=== DIRECTIONS ===
Make an exact copy of the lines, leaving the pictures out.

=== ITEMS ===

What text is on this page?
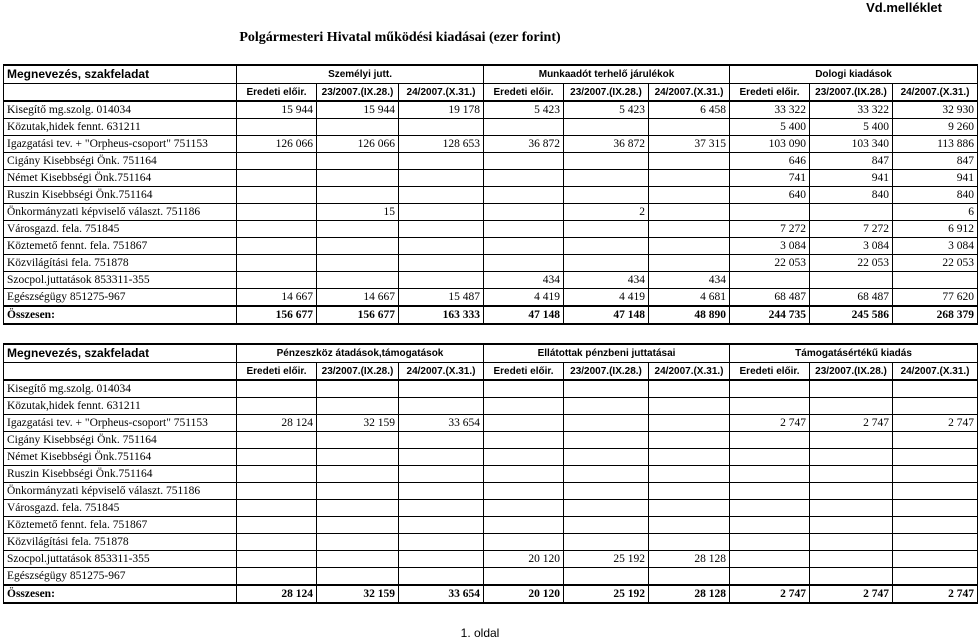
Vd.melléklet
Polgármesteri Hivatal működési kiadásai (ezer forint)
Megnevezés, szakfeladat	Személyi jutt.			Munkaadót terhelő járulékok			Dologi kiadások		
	Eredeti előir.	23/2007.(IX.28.)	24/2007.(X.31.)	Eredeti előir.	23/2007.(IX.28.)	24/2007.(X.31.)	Eredeti előir.	23/2007.(IX.28.)	24/2007.(X.31.)
Kisegítő mg.szolg. 014034	15 944	15 944	19 178	5 423	5 423	6 458	33 322	33 322	32 930
Közutak,hidek fennt. 631211							5 400	5 400	9 260
Igazgatási tev. + "Orpheus-csoport" 751153	126 066	126 066	128 653	36 872	36 872	37 315	103 090	103 340	113 886
Cigány Kisebbségi Önk. 751164							646	847	847
Német Kisebbségi Önk.751164							741	941	941
Ruszin Kisebbségi Önk.751164							640	840	840
Önkormányzati képviselő választ. 751186		15			2				6
Városgazd. fela. 751845							7 272	7 272	6 912
Köztemető fennt. fela. 751867							3 084	3 084	3 084
Közvilágítási fela. 751878							22 053	22 053	22 053
Szocpol.juttatások 853311-355				434	434	434			
Egészségügy 851275-967	14 667	14 667	15 487	4 419	4 419	4 681	68 487	68 487	77 620
Összesen:	156 677	156 677	163 333	47 148	47 148	48 890	244 735	245 586	268 379
Megnevezés, szakfeladat	Pénzeszköz átadások,támogatások			Ellátottak pénzbeni juttatásai			Támogatásértékű kiadás		
	Eredeti előir.	23/2007.(IX.28.)	24/2007.(X.31.)	Eredeti előir.	23/2007.(IX.28.)	24/2007.(X.31.)	Eredeti előir.	23/2007.(IX.28.)	24/2007.(X.31.)
Kisegítő mg.szolg. 014034									
Közutak,hidek fennt. 631211									
Igazgatási tev. + "Orpheus-csoport" 751153	28 124	32 159	33 654				2 747	2 747	2 747
Cigány Kisebbségi Önk. 751164									
Német Kisebbségi Önk.751164									
Ruszin Kisebbségi Önk.751164									
Önkormányzati képviselő választ. 751186									
Városgazd. fela. 751845									
Köztemető fennt. fela. 751867									
Közvilágítási fela. 751878									
Szocpol.juttatások 853311-355				20 120	25 192	28 128			
Egészségügy 851275-967									
Összesen:	28 124	32 159	33 654	20 120	25 192	28 128	2 747	2 747	2 747
1. oldal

=== TASK ANSWER ===
What text is on this page?
Vd.melléklet
Polgármesteri Hivatal működési kiadásai (ezer forint)
Megnevezés, szakfeladat	Személyi jutt.			Munkaadót terhelő járulékok			Dologi kiadások		
	Eredeti előir.	23/2007.(IX.28.)	24/2007.(X.31.)	Eredeti előir.	23/2007.(IX.28.)	24/2007.(X.31.)	Eredeti előir.	23/2007.(IX.28.)	24/2007.(X.31.)
Kisegítő mg.szolg. 014034	15 944	15 944	19 178	5 423	5 423	6 458	33 322	33 322	32 930
Közutak,hidek fennt. 631211							5 400	5 400	9 260
Igazgatási tev. + "Orpheus-csoport" 751153	126 066	126 066	128 653	36 872	36 872	37 315	103 090	103 340	113 886
Cigány Kisebbségi Önk. 751164							646	847	847
Német Kisebbségi Önk.751164							741	941	941
Ruszin Kisebbségi Önk.751164							640	840	840
Önkormányzati képviselő választ. 751186		15			2				6
Városgazd. fela. 751845							7 272	7 272	6 912
Köztemető fennt. fela. 751867							3 084	3 084	3 084
Közvilágítási fela. 751878							22 053	22 053	22 053
Szocpol.juttatások 853311-355				434	434	434			
Egészségügy 851275-967	14 667	14 667	15 487	4 419	4 419	4 681	68 487	68 487	77 620
Összesen:	156 677	156 677	163 333	47 148	47 148	48 890	244 735	245 586	268 379
Megnevezés, szakfeladat	Pénzeszköz átadások,támogatások			Ellátottak pénzbeni juttatásai			Támogatásértékű kiadás		
	Eredeti előir.	23/2007.(IX.28.)	24/2007.(X.31.)	Eredeti előir.	23/2007.(IX.28.)	24/2007.(X.31.)	Eredeti előir.	23/2007.(IX.28.)	24/2007.(X.31.)
Kisegítő mg.szolg. 014034									
Közutak,hidek fennt. 631211									
Igazgatási tev. + "Orpheus-csoport" 751153	28 124	32 159	33 654				2 747	2 747	2 747
Cigány Kisebbségi Önk. 751164									
Német Kisebbségi Önk.751164									
Ruszin Kisebbségi Önk.751164									
Önkormányzati képviselő választ. 751186									
Városgazd. fela. 751845									
Köztemető fennt. fela. 751867									
Közvilágítási fela. 751878									
Szocpol.juttatások 853311-355				20 120	25 192	28 128			
Egészségügy 851275-967									
Összesen:	28 124	32 159	33 654	20 120	25 192	28 128	2 747	2 747	2 747
1. oldal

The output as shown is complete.